» **WHAT NEEDS TO BE DONE**:
Leave out the pictures and repeat the data exactly.

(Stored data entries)
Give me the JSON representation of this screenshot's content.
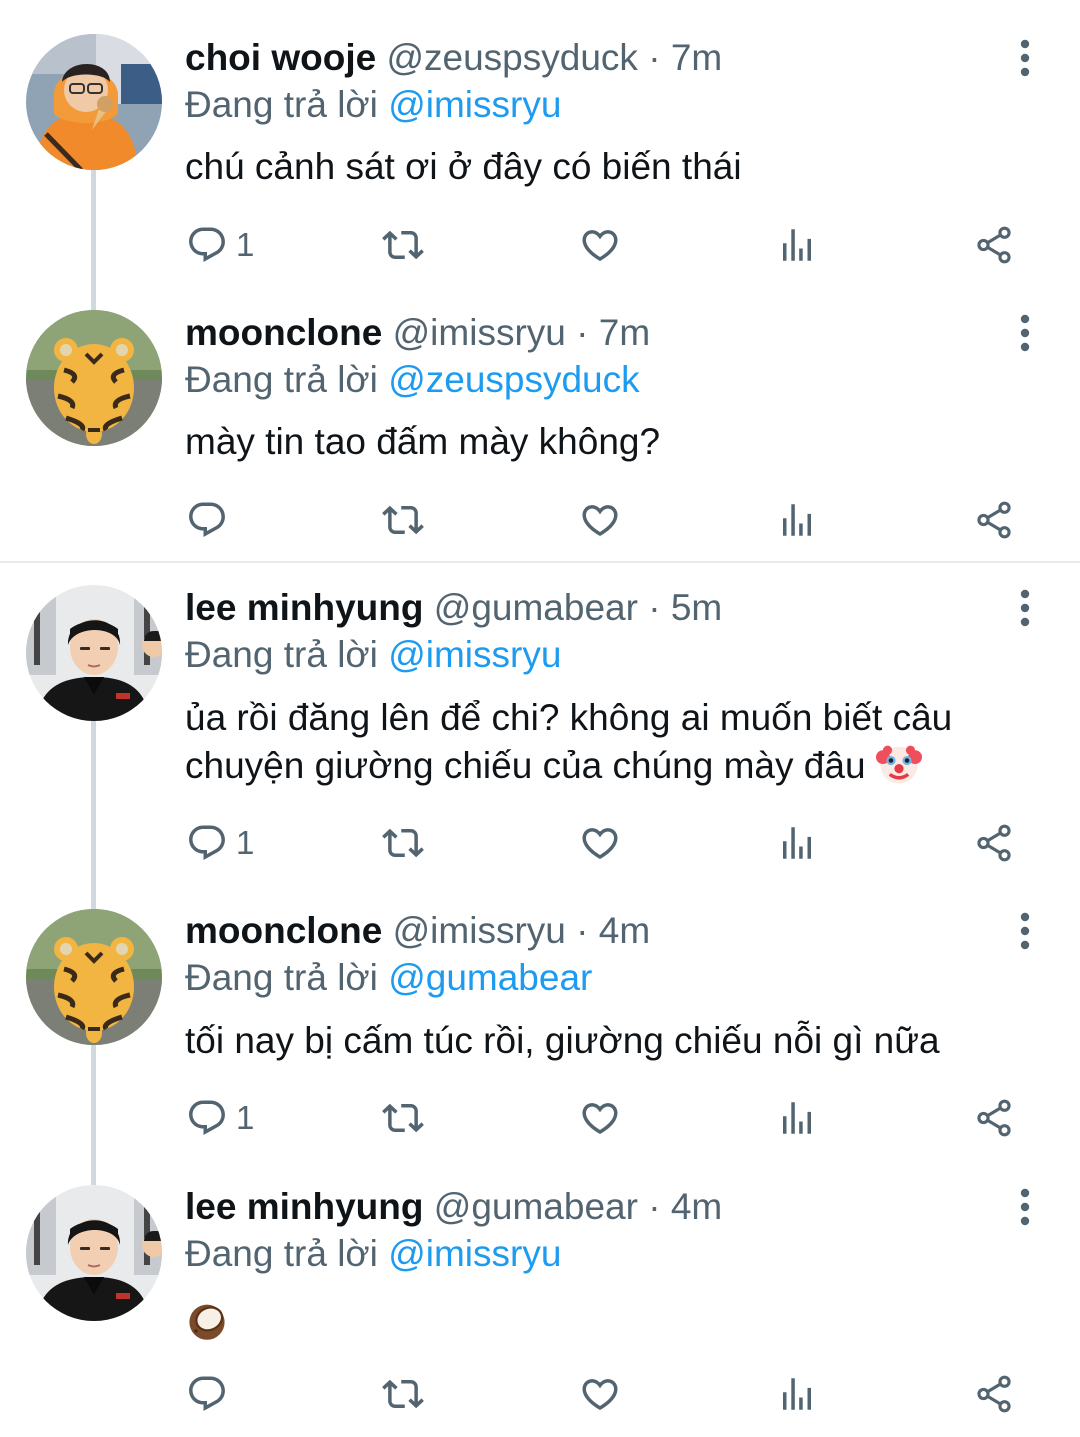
{
  "tweets": [
    {
      "name": "choi wooje",
      "handle": "@zeuspsyduck",
      "separator": "·",
      "time": "7m",
      "reply_prefix": "Đang trả lời",
      "reply_to": "@imissryu",
      "text": "chú cảnh sát ơi ở đây có biến thái",
      "reply_count": "1",
      "avatar": "orange-hoodie-photo"
    },
    {
      "name": "moonclone",
      "handle": "@imissryu",
      "separator": "·",
      "time": "7m",
      "reply_prefix": "Đang trả lời",
      "reply_to": "@zeuspsyduck",
      "text": "mày tin tao đấm mày không?",
      "reply_count": "",
      "avatar": "tiger-plush-photo"
    },
    {
      "name": "lee minhyung",
      "handle": "@gumabear",
      "separator": "·",
      "time": "5m",
      "reply_prefix": "Đang trả lời",
      "reply_to": "@imissryu",
      "text_line1": "ủa rồi đăng lên để chi? không ai muốn biết câu",
      "text_line2": "chuyện giường chiếu của chúng mày đâu",
      "text_emoji": "clown-face-emoji",
      "reply_count": "1",
      "avatar": "black-shirt-photo"
    },
    {
      "name": "moonclone",
      "handle": "@imissryu",
      "separator": "·",
      "time": "4m",
      "reply_prefix": "Đang trả lời",
      "reply_to": "@gumabear",
      "text": "tối nay bị cấm túc rồi, giường chiếu nỗi gì nữa",
      "reply_count": "1",
      "avatar": "tiger-plush-photo"
    },
    {
      "name": "lee minhyung",
      "handle": "@gumabear",
      "separator": "·",
      "time": "4m",
      "reply_prefix": "Đang trả lời",
      "reply_to": "@imissryu",
      "text_emoji": "coconut-emoji",
      "reply_count": "",
      "avatar": "black-shirt-photo"
    }
  ],
  "colors": {
    "link": "#1d9bf0",
    "secondary_text": "#536471",
    "primary_text": "#0f1419",
    "thread_line": "#cfd9de",
    "separator": "#e7e9eb"
  },
  "icons": [
    "reply-icon",
    "retweet-icon",
    "like-icon",
    "analytics-icon",
    "share-icon",
    "more-icon"
  ]
}
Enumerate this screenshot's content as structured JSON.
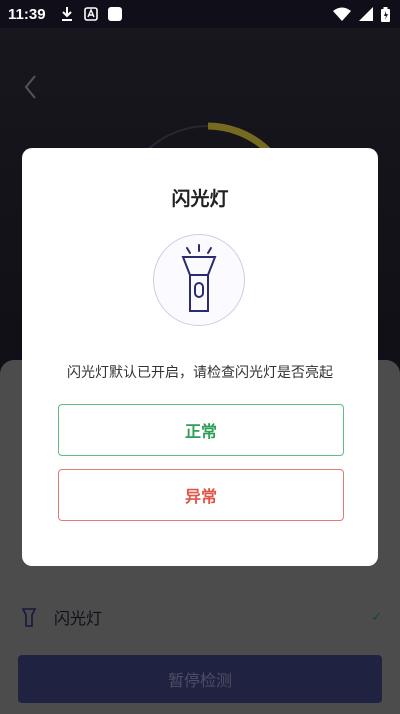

» **THE REPLY**:
Give me the JSON representation of this screenshot's content.
{
  "tweets": [
    {
      "name": "choi wooje",
      "handle": "@zeuspsyduck",
      "separator": "·",
      "time": "7m",
      "reply_prefix": "Đang trả lời",
      "reply_to": "@imissryu",
      "text": "chú cảnh sát ơi ở đây có biến thái",
      "reply_count": "1",
      "avatar": "orange-hoodie-photo"
    },
    {
      "name": "moonclone",
      "handle": "@imissryu",
      "separator": "·",
      "time": "7m",
      "reply_prefix": "Đang trả lời",
      "reply_to": "@zeuspsyduck",
      "text": "mày tin tao đấm mày không?",
      "reply_count": "",
      "avatar": "tiger-plush-photo"
    },
    {
      "name": "lee minhyung",
      "handle": "@gumabear",
      "separator": "·",
      "time": "5m",
      "reply_prefix": "Đang trả lời",
      "reply_to": "@imissryu",
      "text_line1": "ủa rồi đăng lên để chi? không ai muốn biết câu",
      "text_line2": "chuyện giường chiếu của chúng mày đâu",
      "text_emoji": "clown-face-emoji",
      "reply_count": "1",
      "avatar": "black-shirt-photo"
    },
    {
      "name": "moonclone",
      "handle": "@imissryu",
      "separator": "·",
      "time": "4m",
      "reply_prefix": "Đang trả lời",
      "reply_to": "@gumabear",
      "text": "tối nay bị cấm túc rồi, giường chiếu nỗi gì nữa",
      "reply_count": "1",
      "avatar": "tiger-plush-photo"
    },
    {
      "name": "lee minhyung",
      "handle": "@gumabear",
      "separator": "·",
      "time": "4m",
      "reply_prefix": "Đang trả lời",
      "reply_to": "@imissryu",
      "text_emoji": "coconut-emoji",
      "reply_count": "",
      "avatar": "black-shirt-photo"
    }
  ],
  "colors": {
    "link": "#1d9bf0",
    "secondary_text": "#536471",
    "primary_text": "#0f1419",
    "thread_line": "#cfd9de",
    "separator": "#e7e9eb"
  },
  "icons": [
    "reply-icon",
    "retweet-icon",
    "like-icon",
    "analytics-icon",
    "share-icon",
    "more-icon"
  ]
}
Enumerate this screenshot's content as structured JSON.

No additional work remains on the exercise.